--- start of Source document ---

Like Ally, Bridget is a self-proclaimed feminist who cannot hold onto a single tenet of the concept long enough to spare herself any plummets on her emotional rollercoaster of second-guessing and self-scrutiny. Many of the women with which she surrounds herself are in fact far more self-confident than she is, but there are no signs of it rubbing off.

Of course I was satisfied that in the end she was swept away by a diamond in the rough instead of the first greasy charmer, but it annoyed me to no end that she was so very passively swept away. Although Mark Darcy did let her know how impressed he was with her profile as a well-read feminist and her willingness to show up at a party in a bunny suit, she prefers to tell her diary what a turn-on it is to see him take control of her mother's legal fate in a swaggering, authoritarian way. Like Ally McBeal, Bridget does not see a boyfriend as a partner but rather the constant cat to her mouse.

--- end of Source document ---

Problem 1. Could you rewrite the listing as a numbered list, from its first line up to and including the line with "bar-cell: 97 bbox=[198, 308, 243, 616]", leaving out any blank lines?

--- start of Material provided ---

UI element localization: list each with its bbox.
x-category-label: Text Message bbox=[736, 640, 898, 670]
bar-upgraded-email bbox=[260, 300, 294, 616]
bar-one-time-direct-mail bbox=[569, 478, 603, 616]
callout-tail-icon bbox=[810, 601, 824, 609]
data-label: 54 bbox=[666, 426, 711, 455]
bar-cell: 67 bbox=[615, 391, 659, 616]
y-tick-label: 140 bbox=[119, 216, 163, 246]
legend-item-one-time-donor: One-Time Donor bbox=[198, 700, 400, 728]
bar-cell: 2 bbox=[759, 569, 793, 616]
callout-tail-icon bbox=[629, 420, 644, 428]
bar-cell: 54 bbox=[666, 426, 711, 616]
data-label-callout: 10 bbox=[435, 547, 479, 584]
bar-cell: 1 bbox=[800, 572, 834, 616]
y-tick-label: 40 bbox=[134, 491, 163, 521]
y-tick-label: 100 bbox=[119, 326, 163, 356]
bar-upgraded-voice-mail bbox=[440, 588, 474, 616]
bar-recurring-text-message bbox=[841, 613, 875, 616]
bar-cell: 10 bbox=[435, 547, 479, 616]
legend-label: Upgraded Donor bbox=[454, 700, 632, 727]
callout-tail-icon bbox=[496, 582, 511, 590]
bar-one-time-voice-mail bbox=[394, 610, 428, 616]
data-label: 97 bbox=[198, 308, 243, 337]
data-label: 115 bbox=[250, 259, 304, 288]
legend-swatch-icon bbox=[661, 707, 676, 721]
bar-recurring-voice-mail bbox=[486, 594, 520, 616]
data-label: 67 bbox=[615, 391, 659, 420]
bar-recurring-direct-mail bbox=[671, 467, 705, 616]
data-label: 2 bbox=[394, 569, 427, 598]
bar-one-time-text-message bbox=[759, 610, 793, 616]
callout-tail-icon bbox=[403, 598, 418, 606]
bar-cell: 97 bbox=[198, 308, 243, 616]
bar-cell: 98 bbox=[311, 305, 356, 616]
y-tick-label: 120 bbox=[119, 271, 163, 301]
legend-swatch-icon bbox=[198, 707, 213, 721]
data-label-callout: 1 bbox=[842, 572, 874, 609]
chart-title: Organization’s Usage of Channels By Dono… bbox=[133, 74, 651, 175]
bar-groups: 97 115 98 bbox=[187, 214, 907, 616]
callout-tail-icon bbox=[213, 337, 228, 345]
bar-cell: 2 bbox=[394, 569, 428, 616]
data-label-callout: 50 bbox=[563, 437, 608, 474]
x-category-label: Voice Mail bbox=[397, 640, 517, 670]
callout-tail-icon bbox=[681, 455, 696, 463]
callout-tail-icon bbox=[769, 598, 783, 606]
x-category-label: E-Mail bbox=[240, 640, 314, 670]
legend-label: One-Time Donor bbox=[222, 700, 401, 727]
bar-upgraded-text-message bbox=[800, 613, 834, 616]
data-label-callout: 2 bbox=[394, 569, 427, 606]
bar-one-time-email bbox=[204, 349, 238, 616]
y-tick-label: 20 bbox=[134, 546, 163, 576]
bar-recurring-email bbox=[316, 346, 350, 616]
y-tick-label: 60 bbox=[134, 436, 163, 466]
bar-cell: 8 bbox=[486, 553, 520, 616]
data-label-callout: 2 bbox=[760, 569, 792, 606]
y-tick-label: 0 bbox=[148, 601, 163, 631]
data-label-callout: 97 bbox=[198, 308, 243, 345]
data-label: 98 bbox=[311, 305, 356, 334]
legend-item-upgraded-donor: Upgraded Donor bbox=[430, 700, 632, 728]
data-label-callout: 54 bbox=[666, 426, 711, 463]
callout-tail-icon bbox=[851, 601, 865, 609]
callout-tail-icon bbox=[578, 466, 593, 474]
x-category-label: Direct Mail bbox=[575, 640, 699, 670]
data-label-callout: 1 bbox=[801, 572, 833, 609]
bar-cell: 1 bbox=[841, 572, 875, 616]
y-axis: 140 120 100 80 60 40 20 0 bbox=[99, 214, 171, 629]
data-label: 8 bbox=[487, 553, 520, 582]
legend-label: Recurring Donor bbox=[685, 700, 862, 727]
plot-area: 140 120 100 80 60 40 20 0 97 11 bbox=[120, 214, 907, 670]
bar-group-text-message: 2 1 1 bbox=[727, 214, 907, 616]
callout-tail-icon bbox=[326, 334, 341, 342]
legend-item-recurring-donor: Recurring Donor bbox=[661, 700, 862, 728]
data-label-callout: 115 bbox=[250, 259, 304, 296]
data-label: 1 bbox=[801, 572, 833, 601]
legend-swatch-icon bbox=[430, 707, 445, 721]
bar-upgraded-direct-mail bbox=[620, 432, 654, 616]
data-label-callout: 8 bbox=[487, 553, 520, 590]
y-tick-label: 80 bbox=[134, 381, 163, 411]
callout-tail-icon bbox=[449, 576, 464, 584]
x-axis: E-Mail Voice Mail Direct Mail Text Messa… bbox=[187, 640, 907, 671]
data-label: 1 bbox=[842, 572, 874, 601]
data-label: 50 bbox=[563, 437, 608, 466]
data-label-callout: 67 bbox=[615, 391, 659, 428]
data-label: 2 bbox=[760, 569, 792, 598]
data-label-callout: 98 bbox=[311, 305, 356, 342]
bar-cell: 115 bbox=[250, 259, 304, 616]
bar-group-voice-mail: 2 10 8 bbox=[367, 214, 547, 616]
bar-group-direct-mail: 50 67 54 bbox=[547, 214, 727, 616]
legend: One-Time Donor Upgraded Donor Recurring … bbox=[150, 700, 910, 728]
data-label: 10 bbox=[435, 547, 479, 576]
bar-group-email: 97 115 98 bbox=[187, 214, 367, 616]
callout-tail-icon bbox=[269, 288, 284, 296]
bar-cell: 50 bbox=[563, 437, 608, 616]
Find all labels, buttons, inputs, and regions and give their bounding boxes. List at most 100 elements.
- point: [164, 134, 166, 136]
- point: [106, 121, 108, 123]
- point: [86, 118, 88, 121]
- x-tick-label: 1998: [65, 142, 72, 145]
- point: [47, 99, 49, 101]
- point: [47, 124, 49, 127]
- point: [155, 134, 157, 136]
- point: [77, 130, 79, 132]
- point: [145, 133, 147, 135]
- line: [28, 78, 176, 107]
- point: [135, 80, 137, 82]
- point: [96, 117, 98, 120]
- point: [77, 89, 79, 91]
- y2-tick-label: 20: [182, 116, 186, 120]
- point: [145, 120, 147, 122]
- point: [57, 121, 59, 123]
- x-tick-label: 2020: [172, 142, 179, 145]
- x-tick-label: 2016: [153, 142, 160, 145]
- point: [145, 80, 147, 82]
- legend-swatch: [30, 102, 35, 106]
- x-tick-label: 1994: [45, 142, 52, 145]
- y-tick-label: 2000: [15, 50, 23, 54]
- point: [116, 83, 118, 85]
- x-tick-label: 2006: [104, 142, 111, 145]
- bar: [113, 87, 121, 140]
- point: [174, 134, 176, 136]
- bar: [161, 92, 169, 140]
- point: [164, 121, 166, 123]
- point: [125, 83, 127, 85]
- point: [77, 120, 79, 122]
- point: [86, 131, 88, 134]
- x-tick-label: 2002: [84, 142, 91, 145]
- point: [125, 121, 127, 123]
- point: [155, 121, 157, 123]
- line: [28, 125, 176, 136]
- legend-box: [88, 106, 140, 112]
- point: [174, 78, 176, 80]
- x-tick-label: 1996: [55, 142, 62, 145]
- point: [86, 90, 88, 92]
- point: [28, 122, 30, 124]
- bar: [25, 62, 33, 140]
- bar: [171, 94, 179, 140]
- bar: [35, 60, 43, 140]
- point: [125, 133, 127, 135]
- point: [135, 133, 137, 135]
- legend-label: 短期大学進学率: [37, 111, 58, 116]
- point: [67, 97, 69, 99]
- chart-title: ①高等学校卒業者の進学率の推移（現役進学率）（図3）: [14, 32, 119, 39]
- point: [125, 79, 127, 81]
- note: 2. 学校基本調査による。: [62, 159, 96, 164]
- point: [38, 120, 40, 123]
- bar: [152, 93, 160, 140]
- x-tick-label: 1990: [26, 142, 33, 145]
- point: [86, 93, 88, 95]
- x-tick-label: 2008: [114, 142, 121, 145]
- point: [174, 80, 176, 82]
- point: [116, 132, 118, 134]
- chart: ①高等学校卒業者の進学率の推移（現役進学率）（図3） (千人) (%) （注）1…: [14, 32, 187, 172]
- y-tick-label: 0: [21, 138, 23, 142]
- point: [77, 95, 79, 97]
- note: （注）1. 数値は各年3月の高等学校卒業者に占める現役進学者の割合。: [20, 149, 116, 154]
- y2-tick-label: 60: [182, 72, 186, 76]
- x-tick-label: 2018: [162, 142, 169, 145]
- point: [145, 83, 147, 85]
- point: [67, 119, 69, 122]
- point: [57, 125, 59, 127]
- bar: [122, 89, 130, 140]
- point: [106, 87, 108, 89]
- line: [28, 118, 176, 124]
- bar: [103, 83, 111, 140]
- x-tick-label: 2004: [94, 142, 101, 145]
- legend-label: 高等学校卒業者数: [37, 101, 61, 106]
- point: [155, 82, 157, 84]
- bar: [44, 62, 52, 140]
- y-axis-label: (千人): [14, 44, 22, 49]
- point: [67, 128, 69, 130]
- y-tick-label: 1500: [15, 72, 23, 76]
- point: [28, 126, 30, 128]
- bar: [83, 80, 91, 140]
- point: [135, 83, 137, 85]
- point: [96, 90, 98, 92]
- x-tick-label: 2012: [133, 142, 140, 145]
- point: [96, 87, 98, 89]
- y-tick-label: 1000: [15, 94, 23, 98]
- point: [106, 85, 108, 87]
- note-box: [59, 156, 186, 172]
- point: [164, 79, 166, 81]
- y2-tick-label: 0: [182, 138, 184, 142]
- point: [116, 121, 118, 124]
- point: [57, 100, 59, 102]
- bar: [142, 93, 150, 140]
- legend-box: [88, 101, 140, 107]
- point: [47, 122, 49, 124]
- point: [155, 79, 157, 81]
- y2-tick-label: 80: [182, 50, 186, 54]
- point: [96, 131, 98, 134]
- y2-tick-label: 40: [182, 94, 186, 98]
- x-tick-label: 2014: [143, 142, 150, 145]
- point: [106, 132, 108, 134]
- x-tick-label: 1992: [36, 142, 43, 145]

--- end of Material provided ---

Problem 2.
Answer these about the passage on Bridget:
(a) Who does the passage say are in fact far more self-confident than Bridget?
(b) What was Bridget willing to show up at a party in?
(c) Whose legal fate does Mark Darcy take control of?

Result 1.
1. UI element localization: list each with its bbox.
2. x-category-label: Text Message bbox=[736, 640, 898, 670]
3. bar-upgraded-email bbox=[260, 300, 294, 616]
4. bar-one-time-direct-mail bbox=[569, 478, 603, 616]
5. callout-tail-icon bbox=[810, 601, 824, 609]
6. data-label: 54 bbox=[666, 426, 711, 455]
7. bar-cell: 67 bbox=[615, 391, 659, 616]
8. y-tick-label: 140 bbox=[119, 216, 163, 246]
9. legend-item-one-time-donor: One-Time Donor bbox=[198, 700, 400, 728]
10. bar-cell: 2 bbox=[759, 569, 793, 616]
11. callout-tail-icon bbox=[629, 420, 644, 428]
12. bar-cell: 54 bbox=[666, 426, 711, 616]
13. data-label-callout: 10 bbox=[435, 547, 479, 584]
14. bar-cell: 1 bbox=[800, 572, 834, 616]
15. y-tick-label: 40 bbox=[134, 491, 163, 521]
16. y-tick-label: 100 bbox=[119, 326, 163, 356]
17. bar-upgraded-voice-mail bbox=[440, 588, 474, 616]
18. bar-recurring-text-message bbox=[841, 613, 875, 616]
19. bar-cell: 10 bbox=[435, 547, 479, 616]
20. legend-label: Upgraded Donor bbox=[454, 700, 632, 727]
21. callout-tail-icon bbox=[496, 582, 511, 590]
22. bar-one-time-voice-mail bbox=[394, 610, 428, 616]
23. data-label: 97 bbox=[198, 308, 243, 337]
24. data-label: 115 bbox=[250, 259, 304, 288]
25. legend-swatch-icon bbox=[661, 707, 676, 721]
26. bar-recurring-voice-mail bbox=[486, 594, 520, 616]
27. data-label: 67 bbox=[615, 391, 659, 420]
28. bar-recurring-direct-mail bbox=[671, 467, 705, 616]
29. data-label: 2 bbox=[394, 569, 427, 598]
30. bar-one-time-text-message bbox=[759, 610, 793, 616]
31. callout-tail-icon bbox=[403, 598, 418, 606]
32. bar-cell: 97 bbox=[198, 308, 243, 616]

Result 2.
(a) Many of the women with whom she surrounds herself
(b) A bunny suit
(c) Her mother's